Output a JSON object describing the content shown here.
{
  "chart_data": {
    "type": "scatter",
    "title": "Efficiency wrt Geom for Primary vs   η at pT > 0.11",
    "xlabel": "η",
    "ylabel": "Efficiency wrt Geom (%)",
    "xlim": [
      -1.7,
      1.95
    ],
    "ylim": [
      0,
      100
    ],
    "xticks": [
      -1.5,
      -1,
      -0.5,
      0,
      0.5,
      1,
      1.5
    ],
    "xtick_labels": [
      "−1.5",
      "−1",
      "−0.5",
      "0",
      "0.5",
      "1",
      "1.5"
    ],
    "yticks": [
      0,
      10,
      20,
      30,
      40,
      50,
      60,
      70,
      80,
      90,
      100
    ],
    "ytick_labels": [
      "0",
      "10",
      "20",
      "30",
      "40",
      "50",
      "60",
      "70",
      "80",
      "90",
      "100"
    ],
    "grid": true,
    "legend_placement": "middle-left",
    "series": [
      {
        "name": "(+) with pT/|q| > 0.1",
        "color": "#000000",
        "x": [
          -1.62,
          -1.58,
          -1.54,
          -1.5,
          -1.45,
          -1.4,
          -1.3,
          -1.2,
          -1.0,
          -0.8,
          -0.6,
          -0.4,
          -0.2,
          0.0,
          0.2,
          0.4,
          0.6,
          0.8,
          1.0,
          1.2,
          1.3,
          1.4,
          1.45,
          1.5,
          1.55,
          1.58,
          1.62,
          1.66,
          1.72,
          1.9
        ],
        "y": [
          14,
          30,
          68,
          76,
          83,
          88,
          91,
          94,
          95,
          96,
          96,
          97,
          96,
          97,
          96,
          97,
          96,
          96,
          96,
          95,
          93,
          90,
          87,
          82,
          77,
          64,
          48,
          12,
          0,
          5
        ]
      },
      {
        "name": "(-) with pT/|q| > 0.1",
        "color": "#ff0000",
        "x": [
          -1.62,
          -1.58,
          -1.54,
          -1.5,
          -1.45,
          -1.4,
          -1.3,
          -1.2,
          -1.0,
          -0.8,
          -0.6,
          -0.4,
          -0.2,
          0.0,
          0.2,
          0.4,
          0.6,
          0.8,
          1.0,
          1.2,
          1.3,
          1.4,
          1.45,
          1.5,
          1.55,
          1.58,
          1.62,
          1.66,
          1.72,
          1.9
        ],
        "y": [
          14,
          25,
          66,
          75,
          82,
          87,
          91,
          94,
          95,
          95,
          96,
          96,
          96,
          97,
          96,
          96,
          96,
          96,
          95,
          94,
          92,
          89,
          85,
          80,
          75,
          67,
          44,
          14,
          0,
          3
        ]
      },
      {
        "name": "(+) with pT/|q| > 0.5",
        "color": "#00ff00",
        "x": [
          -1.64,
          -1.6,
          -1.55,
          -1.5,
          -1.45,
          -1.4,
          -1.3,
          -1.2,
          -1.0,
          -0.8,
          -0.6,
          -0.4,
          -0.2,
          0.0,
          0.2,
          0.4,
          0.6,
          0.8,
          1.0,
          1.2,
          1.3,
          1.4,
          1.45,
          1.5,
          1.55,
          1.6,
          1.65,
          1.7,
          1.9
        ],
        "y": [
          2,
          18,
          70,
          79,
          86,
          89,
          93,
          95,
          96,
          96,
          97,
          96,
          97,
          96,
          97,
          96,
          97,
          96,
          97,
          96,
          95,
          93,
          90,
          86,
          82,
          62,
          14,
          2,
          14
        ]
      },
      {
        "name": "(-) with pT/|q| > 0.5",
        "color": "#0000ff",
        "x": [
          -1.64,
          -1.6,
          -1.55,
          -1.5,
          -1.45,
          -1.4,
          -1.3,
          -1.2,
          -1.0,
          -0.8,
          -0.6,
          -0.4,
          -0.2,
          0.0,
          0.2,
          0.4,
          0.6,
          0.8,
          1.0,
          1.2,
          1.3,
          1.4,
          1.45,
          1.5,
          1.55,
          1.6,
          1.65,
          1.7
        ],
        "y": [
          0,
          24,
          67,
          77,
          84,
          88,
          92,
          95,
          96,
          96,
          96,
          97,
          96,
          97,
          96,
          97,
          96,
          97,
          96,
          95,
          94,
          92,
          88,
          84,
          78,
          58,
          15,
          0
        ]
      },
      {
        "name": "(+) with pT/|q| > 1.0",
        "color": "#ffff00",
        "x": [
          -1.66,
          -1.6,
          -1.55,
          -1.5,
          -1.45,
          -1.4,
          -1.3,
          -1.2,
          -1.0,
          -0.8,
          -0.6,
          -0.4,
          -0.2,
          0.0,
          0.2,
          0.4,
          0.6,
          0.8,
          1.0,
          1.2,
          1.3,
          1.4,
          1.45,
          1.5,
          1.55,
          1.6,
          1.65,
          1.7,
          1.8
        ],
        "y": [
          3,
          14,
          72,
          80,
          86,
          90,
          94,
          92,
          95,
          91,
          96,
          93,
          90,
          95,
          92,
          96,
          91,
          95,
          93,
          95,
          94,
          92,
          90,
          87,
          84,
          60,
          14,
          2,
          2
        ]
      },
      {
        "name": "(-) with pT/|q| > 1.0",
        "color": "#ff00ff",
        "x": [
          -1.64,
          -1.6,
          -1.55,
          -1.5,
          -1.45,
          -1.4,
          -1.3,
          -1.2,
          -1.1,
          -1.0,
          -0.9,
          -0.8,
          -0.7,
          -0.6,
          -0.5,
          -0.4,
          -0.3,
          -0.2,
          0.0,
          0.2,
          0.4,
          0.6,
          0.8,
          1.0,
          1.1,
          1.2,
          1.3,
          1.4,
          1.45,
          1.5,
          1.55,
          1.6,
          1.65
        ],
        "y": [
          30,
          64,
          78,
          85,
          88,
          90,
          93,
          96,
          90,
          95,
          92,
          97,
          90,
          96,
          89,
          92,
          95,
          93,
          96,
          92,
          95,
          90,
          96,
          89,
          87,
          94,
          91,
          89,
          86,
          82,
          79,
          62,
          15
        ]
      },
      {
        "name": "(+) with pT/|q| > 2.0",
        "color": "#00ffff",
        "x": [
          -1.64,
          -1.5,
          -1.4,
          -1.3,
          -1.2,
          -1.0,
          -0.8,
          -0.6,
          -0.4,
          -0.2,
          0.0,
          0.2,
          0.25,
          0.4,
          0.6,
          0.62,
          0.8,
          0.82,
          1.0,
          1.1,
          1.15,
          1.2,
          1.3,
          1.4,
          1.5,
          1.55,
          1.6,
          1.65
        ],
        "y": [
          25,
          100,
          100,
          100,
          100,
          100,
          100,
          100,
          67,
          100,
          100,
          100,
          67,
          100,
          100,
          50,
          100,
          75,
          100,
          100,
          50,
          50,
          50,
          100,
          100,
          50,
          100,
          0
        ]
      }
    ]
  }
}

§ WHAT THE EXERCISE ASKS
Write the data out again in full and exactly.

§ WORKED ANSWER
Output a JSON object describing the content shown here.
{
  "chart_data": {
    "type": "scatter",
    "title": "Efficiency wrt Geom for Primary vs   η at pT > 0.11",
    "xlabel": "η",
    "ylabel": "Efficiency wrt Geom (%)",
    "xlim": [
      -1.7,
      1.95
    ],
    "ylim": [
      0,
      100
    ],
    "xticks": [
      -1.5,
      -1,
      -0.5,
      0,
      0.5,
      1,
      1.5
    ],
    "xtick_labels": [
      "−1.5",
      "−1",
      "−0.5",
      "0",
      "0.5",
      "1",
      "1.5"
    ],
    "yticks": [
      0,
      10,
      20,
      30,
      40,
      50,
      60,
      70,
      80,
      90,
      100
    ],
    "ytick_labels": [
      "0",
      "10",
      "20",
      "30",
      "40",
      "50",
      "60",
      "70",
      "80",
      "90",
      "100"
    ],
    "grid": true,
    "legend_placement": "middle-left",
    "series": [
      {
        "name": "(+) with pT/|q| > 0.1",
        "color": "#000000",
        "x": [
          -1.62,
          -1.58,
          -1.54,
          -1.5,
          -1.45,
          -1.4,
          -1.3,
          -1.2,
          -1.0,
          -0.8,
          -0.6,
          -0.4,
          -0.2,
          0.0,
          0.2,
          0.4,
          0.6,
          0.8,
          1.0,
          1.2,
          1.3,
          1.4,
          1.45,
          1.5,
          1.55,
          1.58,
          1.62,
          1.66,
          1.72,
          1.9
        ],
        "y": [
          14,
          30,
          68,
          76,
          83,
          88,
          91,
          94,
          95,
          96,
          96,
          97,
          96,
          97,
          96,
          97,
          96,
          96,
          96,
          95,
          93,
          90,
          87,
          82,
          77,
          64,
          48,
          12,
          0,
          5
        ]
      },
      {
        "name": "(-) with pT/|q| > 0.1",
        "color": "#ff0000",
        "x": [
          -1.62,
          -1.58,
          -1.54,
          -1.5,
          -1.45,
          -1.4,
          -1.3,
          -1.2,
          -1.0,
          -0.8,
          -0.6,
          -0.4,
          -0.2,
          0.0,
          0.2,
          0.4,
          0.6,
          0.8,
          1.0,
          1.2,
          1.3,
          1.4,
          1.45,
          1.5,
          1.55,
          1.58,
          1.62,
          1.66,
          1.72,
          1.9
        ],
        "y": [
          14,
          25,
          66,
          75,
          82,
          87,
          91,
          94,
          95,
          95,
          96,
          96,
          96,
          97,
          96,
          96,
          96,
          96,
          95,
          94,
          92,
          89,
          85,
          80,
          75,
          67,
          44,
          14,
          0,
          3
        ]
      },
      {
        "name": "(+) with pT/|q| > 0.5",
        "color": "#00ff00",
        "x": [
          -1.64,
          -1.6,
          -1.55,
          -1.5,
          -1.45,
          -1.4,
          -1.3,
          -1.2,
          -1.0,
          -0.8,
          -0.6,
          -0.4,
          -0.2,
          0.0,
          0.2,
          0.4,
          0.6,
          0.8,
          1.0,
          1.2,
          1.3,
          1.4,
          1.45,
          1.5,
          1.55,
          1.6,
          1.65,
          1.7,
          1.9
        ],
        "y": [
          2,
          18,
          70,
          79,
          86,
          89,
          93,
          95,
          96,
          96,
          97,
          96,
          97,
          96,
          97,
          96,
          97,
          96,
          97,
          96,
          95,
          93,
          90,
          86,
          82,
          62,
          14,
          2,
          14
        ]
      },
      {
        "name": "(-) with pT/|q| > 0.5",
        "color": "#0000ff",
        "x": [
          -1.64,
          -1.6,
          -1.55,
          -1.5,
          -1.45,
          -1.4,
          -1.3,
          -1.2,
          -1.0,
          -0.8,
          -0.6,
          -0.4,
          -0.2,
          0.0,
          0.2,
          0.4,
          0.6,
          0.8,
          1.0,
          1.2,
          1.3,
          1.4,
          1.45,
          1.5,
          1.55,
          1.6,
          1.65,
          1.7
        ],
        "y": [
          0,
          24,
          67,
          77,
          84,
          88,
          92,
          95,
          96,
          96,
          96,
          97,
          96,
          97,
          96,
          97,
          96,
          97,
          96,
          95,
          94,
          92,
          88,
          84,
          78,
          58,
          15,
          0
        ]
      },
      {
        "name": "(+) with pT/|q| > 1.0",
        "color": "#ffff00",
        "x": [
          -1.66,
          -1.6,
          -1.55,
          -1.5,
          -1.45,
          -1.4,
          -1.3,
          -1.2,
          -1.0,
          -0.8,
          -0.6,
          -0.4,
          -0.2,
          0.0,
          0.2,
          0.4,
          0.6,
          0.8,
          1.0,
          1.2,
          1.3,
          1.4,
          1.45,
          1.5,
          1.55,
          1.6,
          1.65,
          1.7,
          1.8
        ],
        "y": [
          3,
          14,
          72,
          80,
          86,
          90,
          94,
          92,
          95,
          91,
          96,
          93,
          90,
          95,
          92,
          96,
          91,
          95,
          93,
          95,
          94,
          92,
          90,
          87,
          84,
          60,
          14,
          2,
          2
        ]
      },
      {
        "name": "(-) with pT/|q| > 1.0",
        "color": "#ff00ff",
        "x": [
          -1.64,
          -1.6,
          -1.55,
          -1.5,
          -1.45,
          -1.4,
          -1.3,
          -1.2,
          -1.1,
          -1.0,
          -0.9,
          -0.8,
          -0.7,
          -0.6,
          -0.5,
          -0.4,
          -0.3,
          -0.2,
          0.0,
          0.2,
          0.4,
          0.6,
          0.8,
          1.0,
          1.1,
          1.2,
          1.3,
          1.4,
          1.45,
          1.5,
          1.55,
          1.6,
          1.65
        ],
        "y": [
          30,
          64,
          78,
          85,
          88,
          90,
          93,
          96,
          90,
          95,
          92,
          97,
          90,
          96,
          89,
          92,
          95,
          93,
          96,
          92,
          95,
          90,
          96,
          89,
          87,
          94,
          91,
          89,
          86,
          82,
          79,
          62,
          15
        ]
      },
      {
        "name": "(+) with pT/|q| > 2.0",
        "color": "#00ffff",
        "x": [
          -1.64,
          -1.5,
          -1.4,
          -1.3,
          -1.2,
          -1.0,
          -0.8,
          -0.6,
          -0.4,
          -0.2,
          0.0,
          0.2,
          0.25,
          0.4,
          0.6,
          0.62,
          0.8,
          0.82,
          1.0,
          1.1,
          1.15,
          1.2,
          1.3,
          1.4,
          1.5,
          1.55,
          1.6,
          1.65
        ],
        "y": [
          25,
          100,
          100,
          100,
          100,
          100,
          100,
          100,
          67,
          100,
          100,
          100,
          67,
          100,
          100,
          50,
          100,
          75,
          100,
          100,
          50,
          50,
          50,
          100,
          100,
          50,
          100,
          0
        ]
      }
    ]
  }
}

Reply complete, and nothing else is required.